═════ Records to use

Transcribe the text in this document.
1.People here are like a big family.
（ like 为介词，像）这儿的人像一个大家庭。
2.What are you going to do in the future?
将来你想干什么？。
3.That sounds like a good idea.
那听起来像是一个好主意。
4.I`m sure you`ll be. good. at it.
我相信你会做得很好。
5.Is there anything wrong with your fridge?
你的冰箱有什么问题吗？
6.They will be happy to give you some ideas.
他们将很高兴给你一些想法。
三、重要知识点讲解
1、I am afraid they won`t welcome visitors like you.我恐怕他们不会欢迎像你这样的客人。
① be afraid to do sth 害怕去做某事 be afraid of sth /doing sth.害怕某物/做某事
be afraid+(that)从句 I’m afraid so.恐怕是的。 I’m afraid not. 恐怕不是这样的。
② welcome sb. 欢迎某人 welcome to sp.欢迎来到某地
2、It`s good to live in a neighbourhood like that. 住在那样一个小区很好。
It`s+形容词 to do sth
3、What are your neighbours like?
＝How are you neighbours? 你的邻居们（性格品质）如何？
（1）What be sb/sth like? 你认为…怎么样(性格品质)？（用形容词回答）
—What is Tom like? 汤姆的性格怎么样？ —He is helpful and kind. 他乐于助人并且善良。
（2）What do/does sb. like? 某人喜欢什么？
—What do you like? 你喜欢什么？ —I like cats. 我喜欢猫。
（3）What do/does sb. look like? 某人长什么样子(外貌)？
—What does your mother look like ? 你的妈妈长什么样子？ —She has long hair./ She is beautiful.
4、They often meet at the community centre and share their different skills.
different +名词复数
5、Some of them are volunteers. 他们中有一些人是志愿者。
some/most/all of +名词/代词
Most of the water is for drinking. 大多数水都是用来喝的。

══════════

Aim »
Find each line that has the word "does", then copy it out.

Exercise response »
（2）What do/does sb. like? 某人喜欢什么？
（3）What do/does sb. look like? 某人长什么样子(外貌)？
—What does your mother look like ? 你的妈妈长什么样子？ —She has long hair./ She is beautiful.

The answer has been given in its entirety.